:: Provided data

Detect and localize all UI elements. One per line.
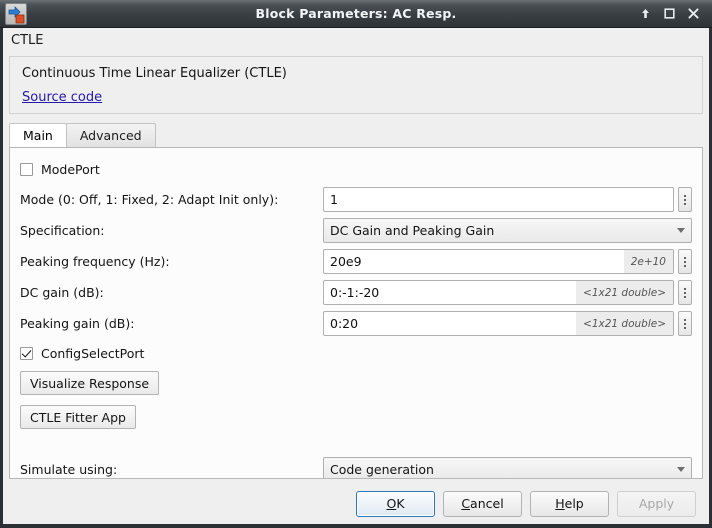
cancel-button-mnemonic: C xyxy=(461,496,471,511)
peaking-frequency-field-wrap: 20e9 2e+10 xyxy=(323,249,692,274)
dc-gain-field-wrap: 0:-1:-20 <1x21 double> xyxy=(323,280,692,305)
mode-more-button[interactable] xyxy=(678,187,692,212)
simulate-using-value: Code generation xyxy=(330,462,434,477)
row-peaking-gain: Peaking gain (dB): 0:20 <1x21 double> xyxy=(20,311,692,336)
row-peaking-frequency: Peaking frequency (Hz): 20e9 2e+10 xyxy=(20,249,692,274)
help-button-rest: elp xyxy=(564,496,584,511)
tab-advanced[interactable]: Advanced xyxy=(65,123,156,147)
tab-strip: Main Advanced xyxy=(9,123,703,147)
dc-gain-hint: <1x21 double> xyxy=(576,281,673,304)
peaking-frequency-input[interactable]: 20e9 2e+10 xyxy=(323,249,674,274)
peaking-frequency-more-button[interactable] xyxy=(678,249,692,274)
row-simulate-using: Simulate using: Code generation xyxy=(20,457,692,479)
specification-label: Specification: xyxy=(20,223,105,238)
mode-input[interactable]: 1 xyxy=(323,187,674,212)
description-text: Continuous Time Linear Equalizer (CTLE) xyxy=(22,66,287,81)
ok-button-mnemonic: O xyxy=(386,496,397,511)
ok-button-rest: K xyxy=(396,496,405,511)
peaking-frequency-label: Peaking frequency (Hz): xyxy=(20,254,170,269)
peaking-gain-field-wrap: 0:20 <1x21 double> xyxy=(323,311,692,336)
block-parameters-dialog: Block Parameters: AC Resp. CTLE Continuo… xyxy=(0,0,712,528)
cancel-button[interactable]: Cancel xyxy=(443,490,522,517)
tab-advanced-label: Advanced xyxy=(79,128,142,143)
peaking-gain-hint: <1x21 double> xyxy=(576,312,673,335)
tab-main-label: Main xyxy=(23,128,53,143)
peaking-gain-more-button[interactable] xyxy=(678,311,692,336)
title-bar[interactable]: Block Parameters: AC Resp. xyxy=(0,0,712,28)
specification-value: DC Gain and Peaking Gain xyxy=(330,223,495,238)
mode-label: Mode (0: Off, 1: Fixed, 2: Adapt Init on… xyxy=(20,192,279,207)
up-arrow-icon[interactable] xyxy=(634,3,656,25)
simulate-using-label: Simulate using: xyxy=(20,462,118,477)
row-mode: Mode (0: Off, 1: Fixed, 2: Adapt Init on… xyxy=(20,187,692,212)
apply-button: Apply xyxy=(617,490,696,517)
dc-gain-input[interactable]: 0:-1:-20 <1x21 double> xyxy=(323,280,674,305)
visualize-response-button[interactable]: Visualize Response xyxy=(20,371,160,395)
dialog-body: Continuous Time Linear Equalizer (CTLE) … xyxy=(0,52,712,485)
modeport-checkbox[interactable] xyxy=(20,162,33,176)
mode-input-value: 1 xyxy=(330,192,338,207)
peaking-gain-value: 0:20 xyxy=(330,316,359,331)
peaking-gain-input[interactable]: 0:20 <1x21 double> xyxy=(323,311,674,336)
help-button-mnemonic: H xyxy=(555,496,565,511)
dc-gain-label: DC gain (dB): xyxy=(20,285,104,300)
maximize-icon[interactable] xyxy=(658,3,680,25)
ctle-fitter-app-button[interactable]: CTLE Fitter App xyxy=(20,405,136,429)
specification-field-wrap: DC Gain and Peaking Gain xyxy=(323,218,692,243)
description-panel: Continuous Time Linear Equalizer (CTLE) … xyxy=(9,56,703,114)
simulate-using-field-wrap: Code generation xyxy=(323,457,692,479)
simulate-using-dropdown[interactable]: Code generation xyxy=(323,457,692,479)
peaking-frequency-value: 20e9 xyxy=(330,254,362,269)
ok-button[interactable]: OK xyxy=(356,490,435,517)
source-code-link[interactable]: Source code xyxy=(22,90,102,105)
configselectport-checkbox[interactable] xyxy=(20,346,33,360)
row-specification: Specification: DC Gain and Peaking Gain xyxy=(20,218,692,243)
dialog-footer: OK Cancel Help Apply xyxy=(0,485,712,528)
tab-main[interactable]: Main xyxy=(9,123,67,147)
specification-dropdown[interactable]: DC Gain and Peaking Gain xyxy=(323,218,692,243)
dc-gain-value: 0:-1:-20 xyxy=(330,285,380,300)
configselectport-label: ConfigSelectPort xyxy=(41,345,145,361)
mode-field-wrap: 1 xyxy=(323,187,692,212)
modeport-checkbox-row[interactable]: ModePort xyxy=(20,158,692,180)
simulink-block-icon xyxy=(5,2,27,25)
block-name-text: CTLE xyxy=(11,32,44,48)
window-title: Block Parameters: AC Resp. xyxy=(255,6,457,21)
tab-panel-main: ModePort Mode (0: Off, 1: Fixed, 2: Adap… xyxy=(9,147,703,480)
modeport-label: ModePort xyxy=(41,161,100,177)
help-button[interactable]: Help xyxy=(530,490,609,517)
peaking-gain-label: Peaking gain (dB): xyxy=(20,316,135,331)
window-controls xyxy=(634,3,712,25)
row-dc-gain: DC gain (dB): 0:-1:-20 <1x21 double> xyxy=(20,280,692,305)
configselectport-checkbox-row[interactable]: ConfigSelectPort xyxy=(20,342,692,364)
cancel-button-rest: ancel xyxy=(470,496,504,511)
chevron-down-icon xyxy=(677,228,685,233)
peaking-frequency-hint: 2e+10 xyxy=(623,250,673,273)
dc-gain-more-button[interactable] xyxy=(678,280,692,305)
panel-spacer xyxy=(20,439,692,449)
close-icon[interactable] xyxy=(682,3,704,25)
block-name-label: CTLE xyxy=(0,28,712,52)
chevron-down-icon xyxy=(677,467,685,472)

::::

• **Task statement**: Edit the rows above so that every "Code generation" reads "Interpreted execution" and all else stays the same. Leave the pictures out.

• **Response below**:
Detect and localize all UI elements. One per line.
cancel-button-mnemonic: C xyxy=(461,496,471,511)
peaking-frequency-field-wrap: 20e9 2e+10 xyxy=(323,249,692,274)
dc-gain-field-wrap: 0:-1:-20 <1x21 double> xyxy=(323,280,692,305)
mode-more-button[interactable] xyxy=(678,187,692,212)
simulate-using-value: Interpreted execution xyxy=(330,462,434,477)
row-peaking-gain: Peaking gain (dB): 0:20 <1x21 double> xyxy=(20,311,692,336)
row-peaking-frequency: Peaking frequency (Hz): 20e9 2e+10 xyxy=(20,249,692,274)
help-button-rest: elp xyxy=(564,496,584,511)
tab-advanced[interactable]: Advanced xyxy=(65,123,156,147)
tab-strip: Main Advanced xyxy=(9,123,703,147)
dc-gain-hint: <1x21 double> xyxy=(576,281,673,304)
peaking-frequency-input[interactable]: 20e9 2e+10 xyxy=(323,249,674,274)
peaking-frequency-more-button[interactable] xyxy=(678,249,692,274)
row-simulate-using: Simulate using: Interpreted execution xyxy=(20,457,692,479)
specification-label: Specification: xyxy=(20,223,105,238)
mode-input[interactable]: 1 xyxy=(323,187,674,212)
description-text: Continuous Time Linear Equalizer (CTLE) xyxy=(22,66,287,81)
ok-button-mnemonic: O xyxy=(386,496,397,511)
ok-button-rest: K xyxy=(396,496,405,511)
peaking-frequency-label: Peaking frequency (Hz): xyxy=(20,254,170,269)
peaking-gain-field-wrap: 0:20 <1x21 double> xyxy=(323,311,692,336)
block-parameters-dialog: Block Parameters: AC Resp. CTLE Continuo… xyxy=(0,0,712,528)
cancel-button[interactable]: Cancel xyxy=(443,490,522,517)
tab-advanced-label: Advanced xyxy=(79,128,142,143)
peaking-gain-hint: <1x21 double> xyxy=(576,312,673,335)
tab-main-label: Main xyxy=(23,128,53,143)
peaking-gain-more-button[interactable] xyxy=(678,311,692,336)
title-bar[interactable]: Block Parameters: AC Resp. xyxy=(0,0,712,28)
specification-value: DC Gain and Peaking Gain xyxy=(330,223,495,238)
mode-label: Mode (0: Off, 1: Fixed, 2: Adapt Init on… xyxy=(20,192,279,207)
up-arrow-icon[interactable] xyxy=(634,3,656,25)
simulate-using-label: Simulate using: xyxy=(20,462,118,477)
row-mode: Mode (0: Off, 1: Fixed, 2: Adapt Init on… xyxy=(20,187,692,212)
apply-button: Apply xyxy=(617,490,696,517)
dc-gain-input[interactable]: 0:-1:-20 <1x21 double> xyxy=(323,280,674,305)
visualize-response-button[interactable]: Visualize Response xyxy=(20,371,160,395)
dialog-body: Continuous Time Linear Equalizer (CTLE) … xyxy=(0,52,712,485)
modeport-checkbox[interactable] xyxy=(20,162,33,176)
mode-input-value: 1 xyxy=(330,192,338,207)
peaking-gain-value: 0:20 xyxy=(330,316,359,331)
peaking-gain-input[interactable]: 0:20 <1x21 double> xyxy=(323,311,674,336)
help-button-mnemonic: H xyxy=(555,496,565,511)
dc-gain-label: DC gain (dB): xyxy=(20,285,104,300)
maximize-icon[interactable] xyxy=(658,3,680,25)
ctle-fitter-app-button[interactable]: CTLE Fitter App xyxy=(20,405,136,429)
specification-field-wrap: DC Gain and Peaking Gain xyxy=(323,218,692,243)
description-panel: Continuous Time Linear Equalizer (CTLE) … xyxy=(9,56,703,114)
simulate-using-field-wrap: Interpreted execution xyxy=(323,457,692,479)
simulate-using-dropdown[interactable]: Interpreted execution xyxy=(323,457,692,479)
peaking-frequency-value: 20e9 xyxy=(330,254,362,269)
ok-button[interactable]: OK xyxy=(356,490,435,517)
source-code-link[interactable]: Source code xyxy=(22,90,102,105)
configselectport-checkbox[interactable] xyxy=(20,346,33,360)
row-specification: Specification: DC Gain and Peaking Gain xyxy=(20,218,692,243)
dialog-footer: OK Cancel Help Apply xyxy=(0,485,712,528)
tab-main[interactable]: Main xyxy=(9,123,67,147)
specification-dropdown[interactable]: DC Gain and Peaking Gain xyxy=(323,218,692,243)
dc-gain-value: 0:-1:-20 xyxy=(330,285,380,300)
configselectport-label: ConfigSelectPort xyxy=(41,345,145,361)
mode-field-wrap: 1 xyxy=(323,187,692,212)
modeport-checkbox-row[interactable]: ModePort xyxy=(20,158,692,180)
simulink-block-icon xyxy=(5,2,27,25)
block-name-text: CTLE xyxy=(11,32,44,48)
window-title: Block Parameters: AC Resp. xyxy=(255,6,457,21)
tab-panel-main: ModePort Mode (0: Off, 1: Fixed, 2: Adap… xyxy=(9,147,703,480)
modeport-label: ModePort xyxy=(41,161,100,177)
help-button[interactable]: Help xyxy=(530,490,609,517)
peaking-gain-label: Peaking gain (dB): xyxy=(20,316,135,331)
window-controls xyxy=(634,3,712,25)
row-dc-gain: DC gain (dB): 0:-1:-20 <1x21 double> xyxy=(20,280,692,305)
configselectport-checkbox-row[interactable]: ConfigSelectPort xyxy=(20,342,692,364)
cancel-button-rest: ancel xyxy=(470,496,504,511)
chevron-down-icon xyxy=(677,228,685,233)
peaking-frequency-hint: 2e+10 xyxy=(623,250,673,273)
dc-gain-more-button[interactable] xyxy=(678,280,692,305)
panel-spacer xyxy=(20,439,692,449)
close-icon[interactable] xyxy=(682,3,704,25)
block-name-label: CTLE xyxy=(0,28,712,52)
chevron-down-icon xyxy=(677,467,685,472)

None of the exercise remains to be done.